_What is expected_
Return the whole listing, keeping every character the same.

(Figure dataset records)
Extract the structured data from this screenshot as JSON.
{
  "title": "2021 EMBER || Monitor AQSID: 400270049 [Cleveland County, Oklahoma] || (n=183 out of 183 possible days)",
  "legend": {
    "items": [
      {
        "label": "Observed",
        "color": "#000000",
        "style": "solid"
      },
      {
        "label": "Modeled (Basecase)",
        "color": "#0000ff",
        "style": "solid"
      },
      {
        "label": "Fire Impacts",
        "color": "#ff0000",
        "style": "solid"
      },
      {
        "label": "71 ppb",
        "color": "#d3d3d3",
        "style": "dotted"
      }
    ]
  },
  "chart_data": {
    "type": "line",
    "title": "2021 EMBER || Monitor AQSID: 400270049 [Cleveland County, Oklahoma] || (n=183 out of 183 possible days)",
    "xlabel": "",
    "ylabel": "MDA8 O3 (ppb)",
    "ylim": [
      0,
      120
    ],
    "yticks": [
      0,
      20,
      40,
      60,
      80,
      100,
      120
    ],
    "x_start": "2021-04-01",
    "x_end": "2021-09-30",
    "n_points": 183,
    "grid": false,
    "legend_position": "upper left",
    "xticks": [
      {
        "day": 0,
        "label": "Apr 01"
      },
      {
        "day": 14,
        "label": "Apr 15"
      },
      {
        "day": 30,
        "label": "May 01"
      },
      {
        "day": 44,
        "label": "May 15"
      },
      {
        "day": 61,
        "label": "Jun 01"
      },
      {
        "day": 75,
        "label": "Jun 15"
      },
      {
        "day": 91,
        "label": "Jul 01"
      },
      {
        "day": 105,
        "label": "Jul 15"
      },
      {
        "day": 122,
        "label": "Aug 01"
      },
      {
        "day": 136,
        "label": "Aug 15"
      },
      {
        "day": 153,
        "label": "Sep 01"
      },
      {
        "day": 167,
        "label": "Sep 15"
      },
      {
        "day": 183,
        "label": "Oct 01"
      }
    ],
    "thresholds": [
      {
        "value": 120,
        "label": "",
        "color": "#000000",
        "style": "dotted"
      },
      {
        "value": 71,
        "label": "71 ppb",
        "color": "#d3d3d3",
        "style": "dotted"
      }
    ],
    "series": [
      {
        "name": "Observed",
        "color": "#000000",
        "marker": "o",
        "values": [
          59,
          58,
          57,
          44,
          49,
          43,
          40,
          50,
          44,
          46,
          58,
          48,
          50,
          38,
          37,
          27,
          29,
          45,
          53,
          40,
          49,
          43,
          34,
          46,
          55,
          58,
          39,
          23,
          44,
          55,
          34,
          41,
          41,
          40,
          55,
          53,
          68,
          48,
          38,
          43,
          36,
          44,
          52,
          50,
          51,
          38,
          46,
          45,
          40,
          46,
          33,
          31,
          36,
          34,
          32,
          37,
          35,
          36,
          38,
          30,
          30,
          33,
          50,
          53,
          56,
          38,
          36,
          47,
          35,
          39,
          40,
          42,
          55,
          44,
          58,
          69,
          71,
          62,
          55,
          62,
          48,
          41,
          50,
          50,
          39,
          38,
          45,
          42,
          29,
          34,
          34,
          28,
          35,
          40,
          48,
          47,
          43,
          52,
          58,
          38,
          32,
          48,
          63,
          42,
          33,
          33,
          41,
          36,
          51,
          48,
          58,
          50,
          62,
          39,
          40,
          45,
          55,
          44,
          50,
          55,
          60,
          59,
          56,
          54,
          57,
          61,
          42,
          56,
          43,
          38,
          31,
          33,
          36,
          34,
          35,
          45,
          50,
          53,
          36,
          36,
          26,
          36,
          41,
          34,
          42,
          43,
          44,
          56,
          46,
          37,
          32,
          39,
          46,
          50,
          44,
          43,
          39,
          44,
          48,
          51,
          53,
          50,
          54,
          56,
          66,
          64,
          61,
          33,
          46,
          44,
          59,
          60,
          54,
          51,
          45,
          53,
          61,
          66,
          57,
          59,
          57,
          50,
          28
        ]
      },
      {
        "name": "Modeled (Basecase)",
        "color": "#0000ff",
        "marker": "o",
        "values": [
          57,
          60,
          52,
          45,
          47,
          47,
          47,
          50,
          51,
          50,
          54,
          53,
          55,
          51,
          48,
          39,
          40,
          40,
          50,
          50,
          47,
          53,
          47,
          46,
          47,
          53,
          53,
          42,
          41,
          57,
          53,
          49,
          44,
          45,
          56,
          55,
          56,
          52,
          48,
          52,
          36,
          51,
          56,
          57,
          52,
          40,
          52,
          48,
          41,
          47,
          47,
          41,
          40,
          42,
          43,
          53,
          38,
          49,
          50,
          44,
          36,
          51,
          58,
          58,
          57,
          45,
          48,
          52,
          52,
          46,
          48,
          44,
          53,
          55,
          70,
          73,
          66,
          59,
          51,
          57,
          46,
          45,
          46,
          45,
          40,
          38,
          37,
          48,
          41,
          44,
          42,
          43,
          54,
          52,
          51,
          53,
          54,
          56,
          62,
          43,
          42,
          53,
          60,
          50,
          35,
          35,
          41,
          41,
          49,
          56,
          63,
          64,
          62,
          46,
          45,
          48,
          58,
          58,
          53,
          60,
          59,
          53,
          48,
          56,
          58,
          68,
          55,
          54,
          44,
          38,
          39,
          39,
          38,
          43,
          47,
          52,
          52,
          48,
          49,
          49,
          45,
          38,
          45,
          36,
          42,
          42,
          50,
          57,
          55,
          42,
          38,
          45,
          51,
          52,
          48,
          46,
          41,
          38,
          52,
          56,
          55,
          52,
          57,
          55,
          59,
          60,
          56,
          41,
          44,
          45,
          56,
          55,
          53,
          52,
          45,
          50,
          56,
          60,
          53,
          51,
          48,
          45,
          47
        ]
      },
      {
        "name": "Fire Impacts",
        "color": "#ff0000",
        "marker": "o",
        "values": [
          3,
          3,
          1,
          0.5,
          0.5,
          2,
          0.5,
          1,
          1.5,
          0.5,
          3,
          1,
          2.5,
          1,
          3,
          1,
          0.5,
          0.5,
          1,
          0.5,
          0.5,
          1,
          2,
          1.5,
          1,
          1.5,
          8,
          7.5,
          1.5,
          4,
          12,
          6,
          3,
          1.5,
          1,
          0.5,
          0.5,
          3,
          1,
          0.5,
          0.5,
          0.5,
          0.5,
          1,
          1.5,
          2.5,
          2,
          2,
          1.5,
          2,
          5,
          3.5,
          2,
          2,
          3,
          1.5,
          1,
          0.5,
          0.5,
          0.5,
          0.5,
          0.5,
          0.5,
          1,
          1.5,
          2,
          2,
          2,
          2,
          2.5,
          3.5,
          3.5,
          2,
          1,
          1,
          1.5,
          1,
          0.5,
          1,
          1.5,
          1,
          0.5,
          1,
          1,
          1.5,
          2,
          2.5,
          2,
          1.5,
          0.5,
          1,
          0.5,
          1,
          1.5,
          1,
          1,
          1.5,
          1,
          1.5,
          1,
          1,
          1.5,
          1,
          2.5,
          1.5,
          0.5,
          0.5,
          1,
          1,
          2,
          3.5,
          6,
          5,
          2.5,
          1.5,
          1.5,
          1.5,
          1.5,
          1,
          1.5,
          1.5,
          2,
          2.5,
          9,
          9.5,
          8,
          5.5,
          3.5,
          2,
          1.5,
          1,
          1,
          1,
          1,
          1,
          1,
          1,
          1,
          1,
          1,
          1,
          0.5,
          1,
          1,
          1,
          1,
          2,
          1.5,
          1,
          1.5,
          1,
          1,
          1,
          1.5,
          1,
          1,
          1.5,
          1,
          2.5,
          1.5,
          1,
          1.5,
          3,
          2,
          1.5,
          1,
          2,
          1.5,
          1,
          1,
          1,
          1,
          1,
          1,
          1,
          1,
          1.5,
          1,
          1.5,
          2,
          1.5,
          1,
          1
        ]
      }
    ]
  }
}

_Result for this task_
Extract the structured data from this screenshot as JSON.
{
  "title": "2021 EMBER || Monitor AQSID: 400270049 [Cleveland County, Oklahoma] || (n=183 out of 183 possible days)",
  "legend": {
    "items": [
      {
        "label": "Observed",
        "color": "#000000",
        "style": "solid"
      },
      {
        "label": "Modeled (Basecase)",
        "color": "#0000ff",
        "style": "solid"
      },
      {
        "label": "Fire Impacts",
        "color": "#ff0000",
        "style": "solid"
      },
      {
        "label": "71 ppb",
        "color": "#d3d3d3",
        "style": "dotted"
      }
    ]
  },
  "chart_data": {
    "type": "line",
    "title": "2021 EMBER || Monitor AQSID: 400270049 [Cleveland County, Oklahoma] || (n=183 out of 183 possible days)",
    "xlabel": "",
    "ylabel": "MDA8 O3 (ppb)",
    "ylim": [
      0,
      120
    ],
    "yticks": [
      0,
      20,
      40,
      60,
      80,
      100,
      120
    ],
    "x_start": "2021-04-01",
    "x_end": "2021-09-30",
    "n_points": 183,
    "grid": false,
    "legend_position": "upper left",
    "xticks": [
      {
        "day": 0,
        "label": "Apr 01"
      },
      {
        "day": 14,
        "label": "Apr 15"
      },
      {
        "day": 30,
        "label": "May 01"
      },
      {
        "day": 44,
        "label": "May 15"
      },
      {
        "day": 61,
        "label": "Jun 01"
      },
      {
        "day": 75,
        "label": "Jun 15"
      },
      {
        "day": 91,
        "label": "Jul 01"
      },
      {
        "day": 105,
        "label": "Jul 15"
      },
      {
        "day": 122,
        "label": "Aug 01"
      },
      {
        "day": 136,
        "label": "Aug 15"
      },
      {
        "day": 153,
        "label": "Sep 01"
      },
      {
        "day": 167,
        "label": "Sep 15"
      },
      {
        "day": 183,
        "label": "Oct 01"
      }
    ],
    "thresholds": [
      {
        "value": 120,
        "label": "",
        "color": "#000000",
        "style": "dotted"
      },
      {
        "value": 71,
        "label": "71 ppb",
        "color": "#d3d3d3",
        "style": "dotted"
      }
    ],
    "series": [
      {
        "name": "Observed",
        "color": "#000000",
        "marker": "o",
        "values": [
          59,
          58,
          57,
          44,
          49,
          43,
          40,
          50,
          44,
          46,
          58,
          48,
          50,
          38,
          37,
          27,
          29,
          45,
          53,
          40,
          49,
          43,
          34,
          46,
          55,
          58,
          39,
          23,
          44,
          55,
          34,
          41,
          41,
          40,
          55,
          53,
          68,
          48,
          38,
          43,
          36,
          44,
          52,
          50,
          51,
          38,
          46,
          45,
          40,
          46,
          33,
          31,
          36,
          34,
          32,
          37,
          35,
          36,
          38,
          30,
          30,
          33,
          50,
          53,
          56,
          38,
          36,
          47,
          35,
          39,
          40,
          42,
          55,
          44,
          58,
          69,
          71,
          62,
          55,
          62,
          48,
          41,
          50,
          50,
          39,
          38,
          45,
          42,
          29,
          34,
          34,
          28,
          35,
          40,
          48,
          47,
          43,
          52,
          58,
          38,
          32,
          48,
          63,
          42,
          33,
          33,
          41,
          36,
          51,
          48,
          58,
          50,
          62,
          39,
          40,
          45,
          55,
          44,
          50,
          55,
          60,
          59,
          56,
          54,
          57,
          61,
          42,
          56,
          43,
          38,
          31,
          33,
          36,
          34,
          35,
          45,
          50,
          53,
          36,
          36,
          26,
          36,
          41,
          34,
          42,
          43,
          44,
          56,
          46,
          37,
          32,
          39,
          46,
          50,
          44,
          43,
          39,
          44,
          48,
          51,
          53,
          50,
          54,
          56,
          66,
          64,
          61,
          33,
          46,
          44,
          59,
          60,
          54,
          51,
          45,
          53,
          61,
          66,
          57,
          59,
          57,
          50,
          28
        ]
      },
      {
        "name": "Modeled (Basecase)",
        "color": "#0000ff",
        "marker": "o",
        "values": [
          57,
          60,
          52,
          45,
          47,
          47,
          47,
          50,
          51,
          50,
          54,
          53,
          55,
          51,
          48,
          39,
          40,
          40,
          50,
          50,
          47,
          53,
          47,
          46,
          47,
          53,
          53,
          42,
          41,
          57,
          53,
          49,
          44,
          45,
          56,
          55,
          56,
          52,
          48,
          52,
          36,
          51,
          56,
          57,
          52,
          40,
          52,
          48,
          41,
          47,
          47,
          41,
          40,
          42,
          43,
          53,
          38,
          49,
          50,
          44,
          36,
          51,
          58,
          58,
          57,
          45,
          48,
          52,
          52,
          46,
          48,
          44,
          53,
          55,
          70,
          73,
          66,
          59,
          51,
          57,
          46,
          45,
          46,
          45,
          40,
          38,
          37,
          48,
          41,
          44,
          42,
          43,
          54,
          52,
          51,
          53,
          54,
          56,
          62,
          43,
          42,
          53,
          60,
          50,
          35,
          35,
          41,
          41,
          49,
          56,
          63,
          64,
          62,
          46,
          45,
          48,
          58,
          58,
          53,
          60,
          59,
          53,
          48,
          56,
          58,
          68,
          55,
          54,
          44,
          38,
          39,
          39,
          38,
          43,
          47,
          52,
          52,
          48,
          49,
          49,
          45,
          38,
          45,
          36,
          42,
          42,
          50,
          57,
          55,
          42,
          38,
          45,
          51,
          52,
          48,
          46,
          41,
          38,
          52,
          56,
          55,
          52,
          57,
          55,
          59,
          60,
          56,
          41,
          44,
          45,
          56,
          55,
          53,
          52,
          45,
          50,
          56,
          60,
          53,
          51,
          48,
          45,
          47
        ]
      },
      {
        "name": "Fire Impacts",
        "color": "#ff0000",
        "marker": "o",
        "values": [
          3,
          3,
          1,
          0.5,
          0.5,
          2,
          0.5,
          1,
          1.5,
          0.5,
          3,
          1,
          2.5,
          1,
          3,
          1,
          0.5,
          0.5,
          1,
          0.5,
          0.5,
          1,
          2,
          1.5,
          1,
          1.5,
          8,
          7.5,
          1.5,
          4,
          12,
          6,
          3,
          1.5,
          1,
          0.5,
          0.5,
          3,
          1,
          0.5,
          0.5,
          0.5,
          0.5,
          1,
          1.5,
          2.5,
          2,
          2,
          1.5,
          2,
          5,
          3.5,
          2,
          2,
          3,
          1.5,
          1,
          0.5,
          0.5,
          0.5,
          0.5,
          0.5,
          0.5,
          1,
          1.5,
          2,
          2,
          2,
          2,
          2.5,
          3.5,
          3.5,
          2,
          1,
          1,
          1.5,
          1,
          0.5,
          1,
          1.5,
          1,
          0.5,
          1,
          1,
          1.5,
          2,
          2.5,
          2,
          1.5,
          0.5,
          1,
          0.5,
          1,
          1.5,
          1,
          1,
          1.5,
          1,
          1.5,
          1,
          1,
          1.5,
          1,
          2.5,
          1.5,
          0.5,
          0.5,
          1,
          1,
          2,
          3.5,
          6,
          5,
          2.5,
          1.5,
          1.5,
          1.5,
          1.5,
          1,
          1.5,
          1.5,
          2,
          2.5,
          9,
          9.5,
          8,
          5.5,
          3.5,
          2,
          1.5,
          1,
          1,
          1,
          1,
          1,
          1,
          1,
          1,
          1,
          1,
          1,
          0.5,
          1,
          1,
          1,
          1,
          2,
          1.5,
          1,
          1.5,
          1,
          1,
          1,
          1.5,
          1,
          1,
          1.5,
          1,
          2.5,
          1.5,
          1,
          1.5,
          3,
          2,
          1.5,
          1,
          2,
          1.5,
          1,
          1,
          1,
          1,
          1,
          1,
          1,
          1,
          1.5,
          1,
          1.5,
          2,
          1.5,
          1,
          1
        ]
      }
    ]
  }
}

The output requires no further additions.